Saved data entries
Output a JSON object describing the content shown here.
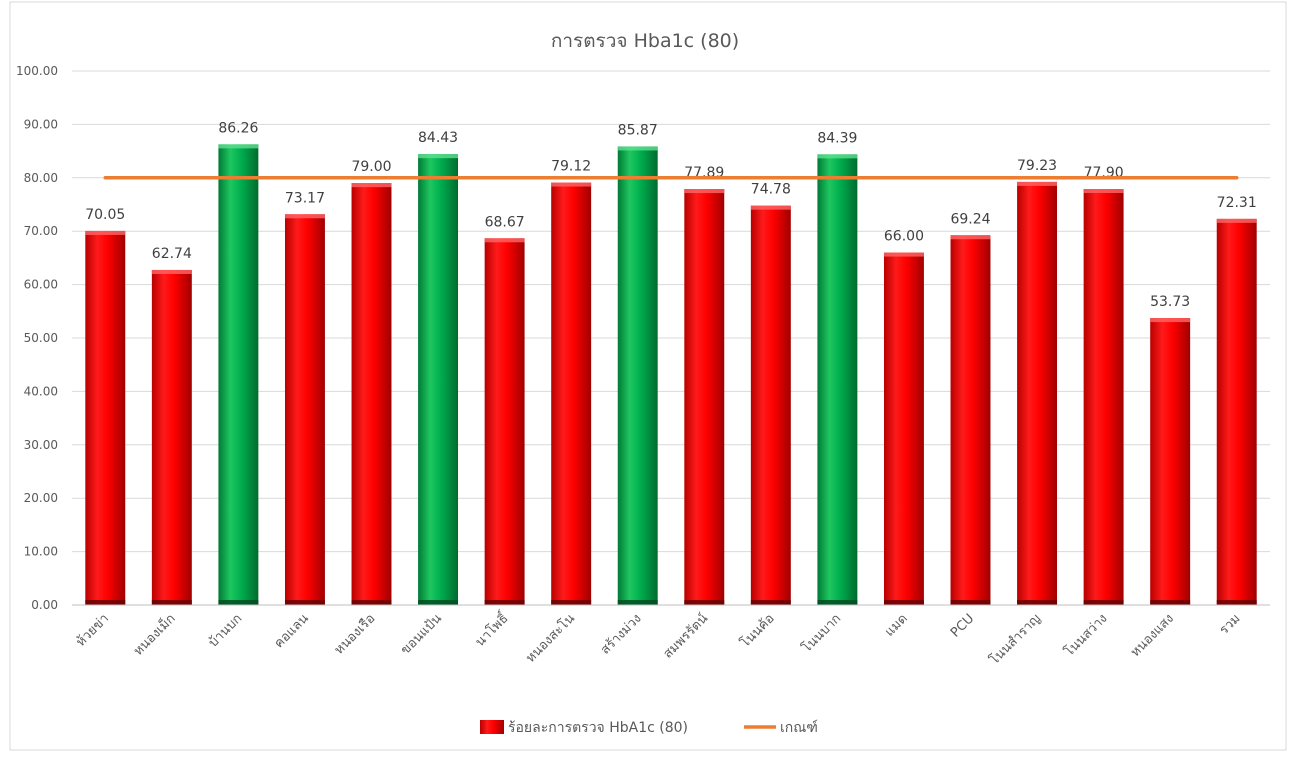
{
  "chart_data": {
    "type": "bar",
    "title": "การตรวจ Hba1c (80)",
    "categories": [
      "ห้วยข่า",
      "หนองเม็ก",
      "บ้านบก",
      "คอแลน",
      "หนองเรือ",
      "ขอนแป้น",
      "นาโพธิ์",
      "หนองสะโน",
      "สร้างม่วง",
      "สมพรรัตน์",
      "โนนค้อ",
      "โนนบาก",
      "แมด",
      "PCU",
      "โนนสำราญ",
      "โนนสว่าง",
      "หนองแสง",
      "รวม"
    ],
    "values": [
      70.05,
      62.74,
      86.26,
      73.17,
      79.0,
      84.43,
      68.67,
      79.12,
      85.87,
      77.89,
      74.78,
      84.39,
      66.0,
      69.24,
      79.23,
      77.9,
      53.73,
      72.31
    ],
    "value_labels": [
      "70.05",
      "62.74",
      "86.26",
      "73.17",
      "79.00",
      "84.43",
      "68.67",
      "79.12",
      "85.87",
      "77.89",
      "74.78",
      "84.39",
      "66.00",
      "69.24",
      "79.23",
      "77.90",
      "53.73",
      "72.31"
    ],
    "ylim": [
      0,
      100
    ],
    "yticks": [
      "0.00",
      "10.00",
      "20.00",
      "30.00",
      "40.00",
      "50.00",
      "60.00",
      "70.00",
      "80.00",
      "90.00",
      "100.00"
    ],
    "threshold": 80,
    "series": [
      {
        "name": "ร้อยละการตรวจ HbA1c (80)",
        "kind": "bar"
      },
      {
        "name": "เกณฑ์",
        "kind": "line"
      }
    ],
    "colors": {
      "below": "#ff0000",
      "above": "#00b050",
      "threshold": "#ed7d31",
      "grid": "#d9d9d9",
      "text": "#595959"
    },
    "legend_position": "bottom",
    "grid": true
  }
}
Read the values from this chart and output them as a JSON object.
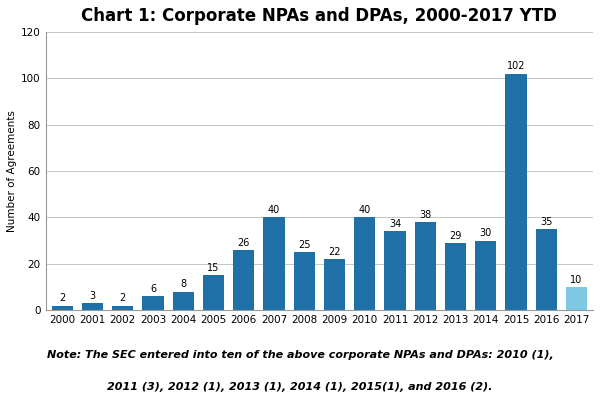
{
  "title": "Chart 1: Corporate NPAs and DPAs, 2000-2017 YTD",
  "years": [
    "2000",
    "2001",
    "2002",
    "2003",
    "2004",
    "2005",
    "2006",
    "2007",
    "2008",
    "2009",
    "2010",
    "2011",
    "2012",
    "2013",
    "2014",
    "2015",
    "2016",
    "2017"
  ],
  "values": [
    2,
    3,
    2,
    6,
    8,
    15,
    26,
    40,
    25,
    22,
    40,
    34,
    38,
    29,
    30,
    102,
    35,
    10
  ],
  "bar_colors": [
    "#2070A8",
    "#2070A8",
    "#2070A8",
    "#2070A8",
    "#2070A8",
    "#2070A8",
    "#2070A8",
    "#2070A8",
    "#2070A8",
    "#2070A8",
    "#2070A8",
    "#2070A8",
    "#2070A8",
    "#2070A8",
    "#2070A8",
    "#2070A8",
    "#2070A8",
    "#7EC8E3"
  ],
  "ylabel": "Number of Agreements",
  "ylim": [
    0,
    120
  ],
  "yticks": [
    0,
    20,
    40,
    60,
    80,
    100,
    120
  ],
  "note_line1": "Note: The SEC entered into ten of the above corporate NPAs and DPAs: 2010 (1),",
  "note_line2": "2011 (3), 2012 (1), 2013 (1), 2014 (1), 2015(1), and 2016 (2).",
  "title_fontsize": 12,
  "axis_label_fontsize": 7.5,
  "tick_fontsize": 7.5,
  "bar_label_fontsize": 7,
  "note_fontsize": 8,
  "bar_width": 0.7,
  "background_color": "#FFFFFF",
  "grid_color": "#BBBBBB",
  "spine_color": "#999999"
}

Exercise task ->
Pick out every line of the listing containing the word "above", and show those lines.

Answer to the problem ->
      "above": "#00b050",
  "note_line1": "Note: The SEC entered into ten of the above corporate NPAs and DPAs: 2010 (1),",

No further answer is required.